____ Excerpted records
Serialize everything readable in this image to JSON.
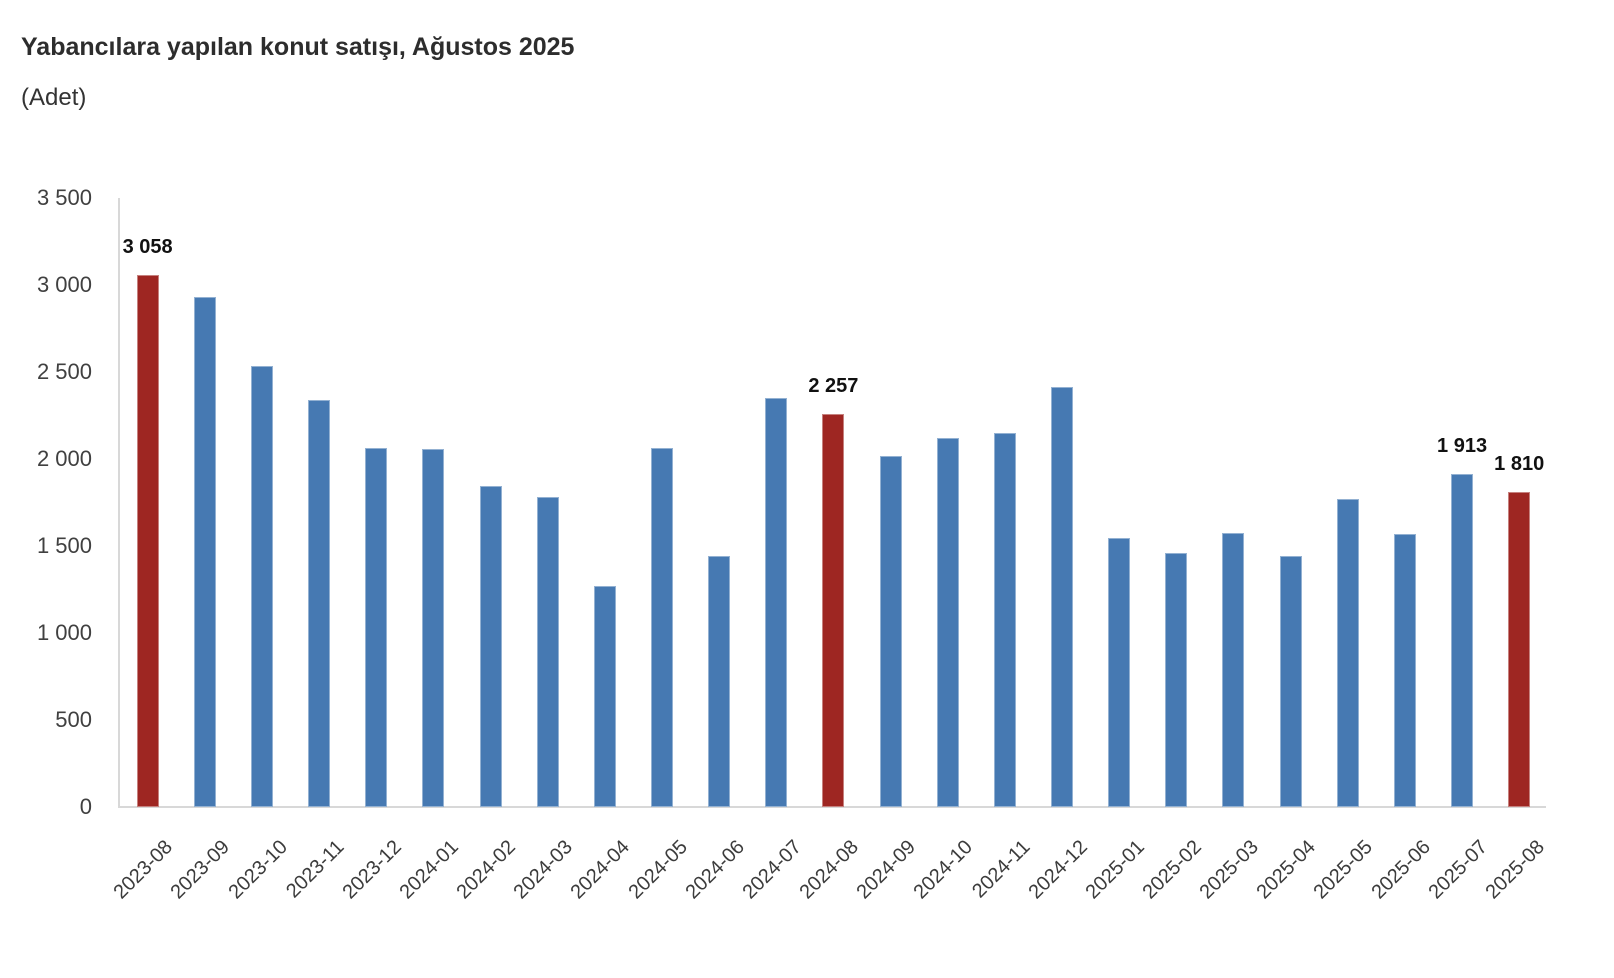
{
  "header": {
    "title": "Yabancılara yapılan konut satışı, Ağustos 2025",
    "subtitle": "(Adet)"
  },
  "chart_data": {
    "type": "bar",
    "title": "Yabancılara yapılan konut satışı, Ağustos 2025",
    "unit_label": "(Adet)",
    "ylabel": "",
    "xlabel": "",
    "ylim": [
      0,
      3500
    ],
    "grid": false,
    "legend": false,
    "bar_color": "#4679b2",
    "highlight_color": "#9e2622",
    "axis_color": "#d8d8d8",
    "y_axis_ticks": [
      {
        "value": 3500,
        "label": "3 500"
      },
      {
        "value": 3000,
        "label": "3 000"
      },
      {
        "value": 2500,
        "label": "2 500"
      },
      {
        "value": 2000,
        "label": "2 000"
      },
      {
        "value": 1500,
        "label": "1 500"
      },
      {
        "value": 1000,
        "label": "1 000"
      },
      {
        "value": 500,
        "label": "500"
      },
      {
        "value": 0,
        "label": "0"
      }
    ],
    "points": [
      {
        "category": "2023-08",
        "value": 3058,
        "highlight": true,
        "data_label": "3 058"
      },
      {
        "category": "2023-09",
        "value": 2930,
        "highlight": false,
        "data_label": null
      },
      {
        "category": "2023-10",
        "value": 2535,
        "highlight": false,
        "data_label": null
      },
      {
        "category": "2023-11",
        "value": 2340,
        "highlight": false,
        "data_label": null
      },
      {
        "category": "2023-12",
        "value": 2065,
        "highlight": false,
        "data_label": null
      },
      {
        "category": "2024-01",
        "value": 2060,
        "highlight": false,
        "data_label": null
      },
      {
        "category": "2024-02",
        "value": 1845,
        "highlight": false,
        "data_label": null
      },
      {
        "category": "2024-03",
        "value": 1780,
        "highlight": false,
        "data_label": null
      },
      {
        "category": "2024-04",
        "value": 1270,
        "highlight": false,
        "data_label": null
      },
      {
        "category": "2024-05",
        "value": 2065,
        "highlight": false,
        "data_label": null
      },
      {
        "category": "2024-06",
        "value": 1440,
        "highlight": false,
        "data_label": null
      },
      {
        "category": "2024-07",
        "value": 2350,
        "highlight": false,
        "data_label": null
      },
      {
        "category": "2024-08",
        "value": 2257,
        "highlight": true,
        "data_label": "2 257"
      },
      {
        "category": "2024-09",
        "value": 2020,
        "highlight": false,
        "data_label": null
      },
      {
        "category": "2024-10",
        "value": 2120,
        "highlight": false,
        "data_label": null
      },
      {
        "category": "2024-11",
        "value": 2150,
        "highlight": false,
        "data_label": null
      },
      {
        "category": "2024-12",
        "value": 2415,
        "highlight": false,
        "data_label": null
      },
      {
        "category": "2025-01",
        "value": 1545,
        "highlight": false,
        "data_label": null
      },
      {
        "category": "2025-02",
        "value": 1460,
        "highlight": false,
        "data_label": null
      },
      {
        "category": "2025-03",
        "value": 1575,
        "highlight": false,
        "data_label": null
      },
      {
        "category": "2025-04",
        "value": 1440,
        "highlight": false,
        "data_label": null
      },
      {
        "category": "2025-05",
        "value": 1770,
        "highlight": false,
        "data_label": null
      },
      {
        "category": "2025-06",
        "value": 1570,
        "highlight": false,
        "data_label": null
      },
      {
        "category": "2025-07",
        "value": 1913,
        "highlight": false,
        "data_label": "1 913"
      },
      {
        "category": "2025-08",
        "value": 1810,
        "highlight": true,
        "data_label": "1 810"
      }
    ]
  }
}
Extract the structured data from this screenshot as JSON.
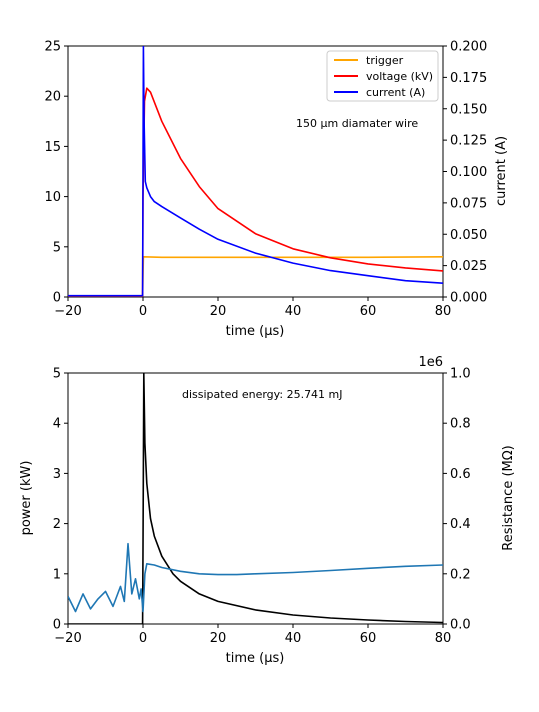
{
  "chart_data": [
    {
      "type": "line",
      "xlabel": "time (μs)",
      "ylabel": "",
      "y2label": "current (A)",
      "xlim": [
        -20,
        80
      ],
      "ylim": [
        0,
        25
      ],
      "y2lim": [
        0,
        0.2
      ],
      "x_ticks": [
        "−20",
        "0",
        "20",
        "40",
        "60",
        "80"
      ],
      "y_ticks": [
        "0",
        "5",
        "10",
        "15",
        "20",
        "25"
      ],
      "y2_ticks": [
        "0.000",
        "0.025",
        "0.050",
        "0.075",
        "0.100",
        "0.125",
        "0.150",
        "0.175",
        "0.200"
      ],
      "annotation": "150 μm diamater wire",
      "legend_position": "top-right",
      "grid": false,
      "series": [
        {
          "name": "trigger",
          "color": "#ffa500",
          "axis": "left",
          "x": [
            -20,
            -0.1,
            0,
            0.1,
            5,
            20,
            40,
            60,
            80
          ],
          "y": [
            0.1,
            0.1,
            2.0,
            4.0,
            3.95,
            3.95,
            3.95,
            3.95,
            4.0
          ]
        },
        {
          "name": "voltage (kV)",
          "color": "#ff0000",
          "axis": "left",
          "x": [
            -20,
            -0.1,
            0,
            0.4,
            1,
            2,
            5,
            10,
            15,
            20,
            30,
            40,
            50,
            60,
            70,
            80
          ],
          "y": [
            0.1,
            0.1,
            10,
            19.5,
            20.8,
            20.4,
            17.5,
            13.8,
            11.0,
            8.8,
            6.3,
            4.8,
            3.9,
            3.3,
            2.9,
            2.6
          ]
        },
        {
          "name": "current (A)",
          "color": "#0000ff",
          "axis": "right",
          "x": [
            -20,
            -0.1,
            0,
            0.1,
            0.3,
            0.6,
            1,
            2,
            3,
            5,
            10,
            15,
            20,
            30,
            40,
            50,
            60,
            70,
            80
          ],
          "y": [
            0.001,
            0.001,
            0.1,
            0.2,
            0.14,
            0.092,
            0.087,
            0.08,
            0.076,
            0.072,
            0.063,
            0.054,
            0.046,
            0.035,
            0.027,
            0.021,
            0.017,
            0.013,
            0.011
          ]
        }
      ]
    },
    {
      "type": "line",
      "xlabel": "time (μs)",
      "ylabel": "power (kW)",
      "y2label": "Resistance (MΩ)",
      "y2_offset_label": "1e6",
      "xlim": [
        -20,
        80
      ],
      "ylim": [
        0,
        5
      ],
      "y2lim": [
        0,
        1.0
      ],
      "x_ticks": [
        "−20",
        "0",
        "20",
        "40",
        "60",
        "80"
      ],
      "y_ticks": [
        "0",
        "1",
        "2",
        "3",
        "4",
        "5"
      ],
      "y2_ticks": [
        "0.0",
        "0.2",
        "0.4",
        "0.6",
        "0.8",
        "1.0"
      ],
      "annotation": "dissipated energy: 25.741 mJ",
      "grid": false,
      "series": [
        {
          "color": "#000000",
          "axis": "left",
          "x": [
            -20,
            -0.1,
            0,
            0.2,
            0.5,
            1,
            2,
            3,
            5,
            8,
            10,
            15,
            20,
            30,
            40,
            50,
            60,
            70,
            80
          ],
          "y": [
            0.0,
            0.0,
            1.5,
            5.0,
            3.6,
            2.8,
            2.1,
            1.75,
            1.35,
            1.0,
            0.85,
            0.6,
            0.45,
            0.28,
            0.18,
            0.12,
            0.08,
            0.05,
            0.03
          ]
        },
        {
          "color": "#1f77b4",
          "axis": "right",
          "x": [
            -20,
            -18,
            -16,
            -14,
            -12,
            -10,
            -8,
            -6,
            -5,
            -4,
            -3,
            -2,
            -1,
            -0.5,
            0,
            0.5,
            1,
            3,
            5,
            10,
            15,
            20,
            25,
            30,
            40,
            50,
            60,
            70,
            80
          ],
          "y": [
            0.11,
            0.05,
            0.12,
            0.06,
            0.1,
            0.13,
            0.07,
            0.15,
            0.09,
            0.32,
            0.12,
            0.18,
            0.1,
            0.14,
            0.05,
            0.2,
            0.24,
            0.235,
            0.225,
            0.21,
            0.2,
            0.197,
            0.197,
            0.2,
            0.205,
            0.213,
            0.222,
            0.23,
            0.235
          ]
        }
      ]
    }
  ]
}
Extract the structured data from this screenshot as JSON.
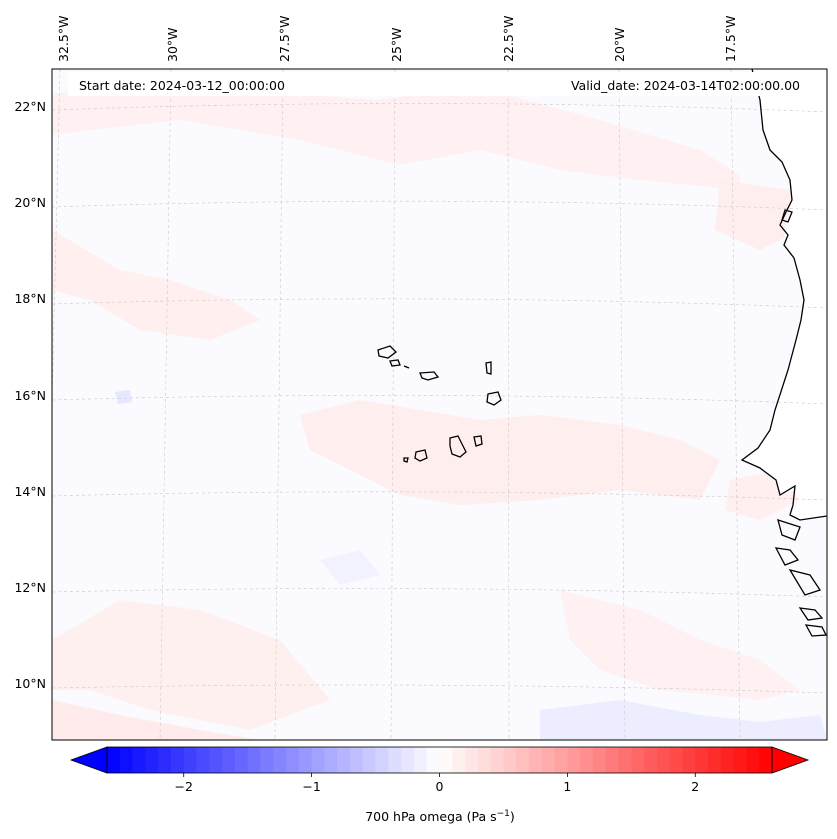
________
• [What to produce] Reproduce all of the material exactly, apart from the pictures.

• [Solution]
Serialize everything readable in this image to JSON.
{
  "header": {
    "title": "Yabancılara yapılan konut satışı, Ağustos 2025",
    "subtitle": "(Adet)"
  },
  "chart_data": {
    "type": "bar",
    "title": "Yabancılara yapılan konut satışı, Ağustos 2025",
    "unit_label": "(Adet)",
    "ylabel": "",
    "xlabel": "",
    "ylim": [
      0,
      3500
    ],
    "grid": false,
    "legend": false,
    "bar_color": "#4679b2",
    "highlight_color": "#9e2622",
    "axis_color": "#d8d8d8",
    "y_axis_ticks": [
      {
        "value": 3500,
        "label": "3 500"
      },
      {
        "value": 3000,
        "label": "3 000"
      },
      {
        "value": 2500,
        "label": "2 500"
      },
      {
        "value": 2000,
        "label": "2 000"
      },
      {
        "value": 1500,
        "label": "1 500"
      },
      {
        "value": 1000,
        "label": "1 000"
      },
      {
        "value": 500,
        "label": "500"
      },
      {
        "value": 0,
        "label": "0"
      }
    ],
    "points": [
      {
        "category": "2023-08",
        "value": 3058,
        "highlight": true,
        "data_label": "3 058"
      },
      {
        "category": "2023-09",
        "value": 2930,
        "highlight": false,
        "data_label": null
      },
      {
        "category": "2023-10",
        "value": 2535,
        "highlight": false,
        "data_label": null
      },
      {
        "category": "2023-11",
        "value": 2340,
        "highlight": false,
        "data_label": null
      },
      {
        "category": "2023-12",
        "value": 2065,
        "highlight": false,
        "data_label": null
      },
      {
        "category": "2024-01",
        "value": 2060,
        "highlight": false,
        "data_label": null
      },
      {
        "category": "2024-02",
        "value": 1845,
        "highlight": false,
        "data_label": null
      },
      {
        "category": "2024-03",
        "value": 1780,
        "highlight": false,
        "data_label": null
      },
      {
        "category": "2024-04",
        "value": 1270,
        "highlight": false,
        "data_label": null
      },
      {
        "category": "2024-05",
        "value": 2065,
        "highlight": false,
        "data_label": null
      },
      {
        "category": "2024-06",
        "value": 1440,
        "highlight": false,
        "data_label": null
      },
      {
        "category": "2024-07",
        "value": 2350,
        "highlight": false,
        "data_label": null
      },
      {
        "category": "2024-08",
        "value": 2257,
        "highlight": true,
        "data_label": "2 257"
      },
      {
        "category": "2024-09",
        "value": 2020,
        "highlight": false,
        "data_label": null
      },
      {
        "category": "2024-10",
        "value": 2120,
        "highlight": false,
        "data_label": null
      },
      {
        "category": "2024-11",
        "value": 2150,
        "highlight": false,
        "data_label": null
      },
      {
        "category": "2024-12",
        "value": 2415,
        "highlight": false,
        "data_label": null
      },
      {
        "category": "2025-01",
        "value": 1545,
        "highlight": false,
        "data_label": null
      },
      {
        "category": "2025-02",
        "value": 1460,
        "highlight": false,
        "data_label": null
      },
      {
        "category": "2025-03",
        "value": 1575,
        "highlight": false,
        "data_label": null
      },
      {
        "category": "2025-04",
        "value": 1440,
        "highlight": false,
        "data_label": null
      },
      {
        "category": "2025-05",
        "value": 1770,
        "highlight": false,
        "data_label": null
      },
      {
        "category": "2025-06",
        "value": 1570,
        "highlight": false,
        "data_label": null
      },
      {
        "category": "2025-07",
        "value": 1913,
        "highlight": false,
        "data_label": "1 913"
      },
      {
        "category": "2025-08",
        "value": 1810,
        "highlight": true,
        "data_label": "1 810"
      }
    ]
  }
}
Extract the structured data from this screenshot as JSON.
{
  "chart_data": [
    {
      "type": "line",
      "xlabel": "time (μs)",
      "ylabel": "",
      "y2label": "current (A)",
      "xlim": [
        -20,
        80
      ],
      "ylim": [
        0,
        25
      ],
      "y2lim": [
        0,
        0.2
      ],
      "x_ticks": [
        "−20",
        "0",
        "20",
        "40",
        "60",
        "80"
      ],
      "y_ticks": [
        "0",
        "5",
        "10",
        "15",
        "20",
        "25"
      ],
      "y2_ticks": [
        "0.000",
        "0.025",
        "0.050",
        "0.075",
        "0.100",
        "0.125",
        "0.150",
        "0.175",
        "0.200"
      ],
      "annotation": "150 μm diamater wire",
      "legend_position": "top-right",
      "grid": false,
      "series": [
        {
          "name": "trigger",
          "color": "#ffa500",
          "axis": "left",
          "x": [
            -20,
            -0.1,
            0,
            0.1,
            5,
            20,
            40,
            60,
            80
          ],
          "y": [
            0.1,
            0.1,
            2.0,
            4.0,
            3.95,
            3.95,
            3.95,
            3.95,
            4.0
          ]
        },
        {
          "name": "voltage (kV)",
          "color": "#ff0000",
          "axis": "left",
          "x": [
            -20,
            -0.1,
            0,
            0.4,
            1,
            2,
            5,
            10,
            15,
            20,
            30,
            40,
            50,
            60,
            70,
            80
          ],
          "y": [
            0.1,
            0.1,
            10,
            19.5,
            20.8,
            20.4,
            17.5,
            13.8,
            11.0,
            8.8,
            6.3,
            4.8,
            3.9,
            3.3,
            2.9,
            2.6
          ]
        },
        {
          "name": "current (A)",
          "color": "#0000ff",
          "axis": "right",
          "x": [
            -20,
            -0.1,
            0,
            0.1,
            0.3,
            0.6,
            1,
            2,
            3,
            5,
            10,
            15,
            20,
            30,
            40,
            50,
            60,
            70,
            80
          ],
          "y": [
            0.001,
            0.001,
            0.1,
            0.2,
            0.14,
            0.092,
            0.087,
            0.08,
            0.076,
            0.072,
            0.063,
            0.054,
            0.046,
            0.035,
            0.027,
            0.021,
            0.017,
            0.013,
            0.011
          ]
        }
      ]
    },
    {
      "type": "line",
      "xlabel": "time (μs)",
      "ylabel": "power (kW)",
      "y2label": "Resistance (MΩ)",
      "y2_offset_label": "1e6",
      "xlim": [
        -20,
        80
      ],
      "ylim": [
        0,
        5
      ],
      "y2lim": [
        0,
        1.0
      ],
      "x_ticks": [
        "−20",
        "0",
        "20",
        "40",
        "60",
        "80"
      ],
      "y_ticks": [
        "0",
        "1",
        "2",
        "3",
        "4",
        "5"
      ],
      "y2_ticks": [
        "0.0",
        "0.2",
        "0.4",
        "0.6",
        "0.8",
        "1.0"
      ],
      "annotation": "dissipated energy: 25.741 mJ",
      "grid": false,
      "series": [
        {
          "color": "#000000",
          "axis": "left",
          "x": [
            -20,
            -0.1,
            0,
            0.2,
            0.5,
            1,
            2,
            3,
            5,
            8,
            10,
            15,
            20,
            30,
            40,
            50,
            60,
            70,
            80
          ],
          "y": [
            0.0,
            0.0,
            1.5,
            5.0,
            3.6,
            2.8,
            2.1,
            1.75,
            1.35,
            1.0,
            0.85,
            0.6,
            0.45,
            0.28,
            0.18,
            0.12,
            0.08,
            0.05,
            0.03
          ]
        },
        {
          "color": "#1f77b4",
          "axis": "right",
          "x": [
            -20,
            -18,
            -16,
            -14,
            -12,
            -10,
            -8,
            -6,
            -5,
            -4,
            -3,
            -2,
            -1,
            -0.5,
            0,
            0.5,
            1,
            3,
            5,
            10,
            15,
            20,
            25,
            30,
            40,
            50,
            60,
            70,
            80
          ],
          "y": [
            0.11,
            0.05,
            0.12,
            0.06,
            0.1,
            0.13,
            0.07,
            0.15,
            0.09,
            0.32,
            0.12,
            0.18,
            0.1,
            0.14,
            0.05,
            0.2,
            0.24,
            0.235,
            0.225,
            0.21,
            0.2,
            0.197,
            0.197,
            0.2,
            0.205,
            0.213,
            0.222,
            0.23,
            0.235
          ]
        }
      ]
    }
  ]
}
Extract the structured data from this screenshot as JSON.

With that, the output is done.